Extract all lines containing "Accessories".
-- START --
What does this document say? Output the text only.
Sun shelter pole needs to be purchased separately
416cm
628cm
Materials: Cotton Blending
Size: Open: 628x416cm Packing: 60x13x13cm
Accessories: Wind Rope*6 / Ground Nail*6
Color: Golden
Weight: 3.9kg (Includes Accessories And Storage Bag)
-- END --
* [Expected answer]:
Accessories: Wind Rope*6 / Ground Nail*6
Weight: 3.9kg (Includes Accessories And Storage Bag)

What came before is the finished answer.